## AUFGABE 1
Schreib die folgenden Zeilen der Auflistung unverändert ab: Fang bei der ersten Zeile der Auflistung an und hör nach der Zeile auf, in der „53, 251, 68]“ steht.
### TEXTAUSZUG ###
Und ich habe das Gefühl, dass es keine Künstlergruppe so gut verstanden hat, im Spiel mit und durch neue Materialien die Welt zu zeigen und zu deuten, wie die der ZERO Künstler: Denn wie bei Eliasson, so sind für ZERO die Elemente und eben jene Materialität grundlegend für die künstlerischen Auseinandersetzung und zur Definition und Konstruktion von Welt.
Schon das 1963 erschienen Manifest zu „ZERO der Neue Idealismus“ definiert:
„Zero ist die Stille. Zero ist der Anfang. Zero ist rund. Zero dreht sich. Zero ist der Mond. Die Sonne ist Zero. Zero ist weiss. Die Wüste Zero. Der Himmel über Zero. Die Nacht –, Zero fließt. Das Auge Zero. Nabel. Mund. Kuß. Die Milch ist rund. Die Blume Zero der Vogel. Schweigend. Schwebend. Ich esse Zero, ich trinke Zero, ich schlafe Zero, ich wache Zero, ich liebe Zero. Zero ist schön, dynamo, dynamo, dynamo. Die Bäume im Frühling, der Schnee, Feuer, Wasser, Meer. Rot orange gelb grün indigo blau violett Zero Zero Regenbogen. 4 3 2 1 Zero. Gold und Silber, Schall und Rauch. Wanderzirkus Zero. Zero ist die Stille. Zero ist der Anfang. Zero ist rund. Zero ist Zero.“
Da ist alles angelegt, was an ZERO begeistert. Wir, die Erde, der Himmel, die Elemente, Farben, die Berechenbarkeit, die Unberechenbarkeit, der Blick in die Zukunft, die Verrücktheit und die Beziehungen zwischen allem.
### MATERIAL ZUR AUFGABE ###
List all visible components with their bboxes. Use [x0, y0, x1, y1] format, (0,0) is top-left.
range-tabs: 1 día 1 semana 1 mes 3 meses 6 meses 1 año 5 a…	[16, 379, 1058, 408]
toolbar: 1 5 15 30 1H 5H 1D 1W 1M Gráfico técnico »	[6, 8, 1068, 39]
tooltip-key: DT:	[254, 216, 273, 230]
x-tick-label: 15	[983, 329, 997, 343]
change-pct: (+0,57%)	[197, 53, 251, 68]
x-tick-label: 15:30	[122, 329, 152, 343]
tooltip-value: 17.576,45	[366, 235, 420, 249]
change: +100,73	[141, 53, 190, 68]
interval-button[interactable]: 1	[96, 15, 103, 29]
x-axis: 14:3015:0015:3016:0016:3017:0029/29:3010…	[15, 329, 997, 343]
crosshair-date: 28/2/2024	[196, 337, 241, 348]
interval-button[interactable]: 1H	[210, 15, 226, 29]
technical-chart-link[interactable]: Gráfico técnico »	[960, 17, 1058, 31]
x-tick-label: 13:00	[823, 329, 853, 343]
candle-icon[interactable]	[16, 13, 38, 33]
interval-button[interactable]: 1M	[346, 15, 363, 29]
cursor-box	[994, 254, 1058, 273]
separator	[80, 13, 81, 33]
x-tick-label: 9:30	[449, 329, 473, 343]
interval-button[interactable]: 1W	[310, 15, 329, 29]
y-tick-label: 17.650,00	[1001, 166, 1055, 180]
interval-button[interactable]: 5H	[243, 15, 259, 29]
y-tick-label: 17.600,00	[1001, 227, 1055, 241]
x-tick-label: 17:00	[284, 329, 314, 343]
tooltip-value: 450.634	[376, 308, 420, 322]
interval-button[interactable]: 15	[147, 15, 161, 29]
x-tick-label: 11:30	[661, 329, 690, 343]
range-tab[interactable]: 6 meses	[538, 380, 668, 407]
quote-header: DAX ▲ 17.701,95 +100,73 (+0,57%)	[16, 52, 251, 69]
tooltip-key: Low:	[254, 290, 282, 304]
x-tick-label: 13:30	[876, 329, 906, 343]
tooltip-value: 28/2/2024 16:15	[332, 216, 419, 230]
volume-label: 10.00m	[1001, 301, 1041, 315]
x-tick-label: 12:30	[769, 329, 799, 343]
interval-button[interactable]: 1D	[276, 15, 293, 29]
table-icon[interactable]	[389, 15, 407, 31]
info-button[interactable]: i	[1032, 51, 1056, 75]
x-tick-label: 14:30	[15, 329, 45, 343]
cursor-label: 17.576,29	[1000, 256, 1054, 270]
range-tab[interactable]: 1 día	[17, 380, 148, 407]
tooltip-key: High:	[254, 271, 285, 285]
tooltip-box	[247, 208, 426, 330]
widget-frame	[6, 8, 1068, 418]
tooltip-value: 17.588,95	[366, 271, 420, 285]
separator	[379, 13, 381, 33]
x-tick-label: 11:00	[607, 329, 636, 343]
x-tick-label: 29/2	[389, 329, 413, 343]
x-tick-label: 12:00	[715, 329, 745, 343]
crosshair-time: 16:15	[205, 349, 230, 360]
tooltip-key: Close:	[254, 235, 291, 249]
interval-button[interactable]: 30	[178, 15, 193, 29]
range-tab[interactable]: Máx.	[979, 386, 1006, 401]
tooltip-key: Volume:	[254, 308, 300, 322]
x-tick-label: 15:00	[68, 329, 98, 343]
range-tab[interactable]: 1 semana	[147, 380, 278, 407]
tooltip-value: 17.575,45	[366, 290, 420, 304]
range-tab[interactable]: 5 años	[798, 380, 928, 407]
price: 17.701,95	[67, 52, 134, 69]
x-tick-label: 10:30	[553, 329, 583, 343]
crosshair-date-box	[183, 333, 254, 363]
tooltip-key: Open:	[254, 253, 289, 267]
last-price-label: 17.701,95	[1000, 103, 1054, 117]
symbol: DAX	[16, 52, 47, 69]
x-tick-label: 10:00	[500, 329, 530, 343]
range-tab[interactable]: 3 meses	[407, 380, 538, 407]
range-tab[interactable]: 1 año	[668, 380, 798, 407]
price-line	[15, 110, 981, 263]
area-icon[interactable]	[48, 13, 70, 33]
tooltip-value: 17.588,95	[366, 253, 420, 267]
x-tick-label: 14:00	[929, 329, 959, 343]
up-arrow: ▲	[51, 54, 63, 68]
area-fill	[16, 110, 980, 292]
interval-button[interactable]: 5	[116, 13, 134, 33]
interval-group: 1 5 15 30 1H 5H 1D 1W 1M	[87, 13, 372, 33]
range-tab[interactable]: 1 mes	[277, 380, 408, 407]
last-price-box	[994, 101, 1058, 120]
###
## AUFGABE 2
Gib aus dem Text über ZERO die Stelle wortgetreu wieder, die bei den Worten „Und ich habe“ beginnt und nach den Worten „Konstruktion von Welt.“ endet.

## SCHRIFTLICHE LÖSUNG 1
List all visible components with their bboxes. Use [x0, y0, x1, y1] format, (0,0) is top-left.
range-tabs: 1 día 1 semana 1 mes 3 meses 6 meses 1 año 5 a…	[16, 379, 1058, 408]
toolbar: 1 5 15 30 1H 5H 1D 1W 1M Gráfico técnico »	[6, 8, 1068, 39]
tooltip-key: DT:	[254, 216, 273, 230]
x-tick-label: 15	[983, 329, 997, 343]
change-pct: (+0,57%)	[197, 53, 251, 68]

## SCHRIFTLICHE LÖSUNG 2
Und ich habe das Gefühl, dass es keine Künstlergruppe so gut verstanden hat, im Spiel mit und durch neue Materialien die Welt zu zeigen und zu deuten, wie die der ZERO Künstler: Denn wie bei Eliasson, so sind für ZERO die Elemente und eben jene Materialität grundlegend für die künstlerischen Auseinandersetzung und zur Definition und Konstruktion von Welt.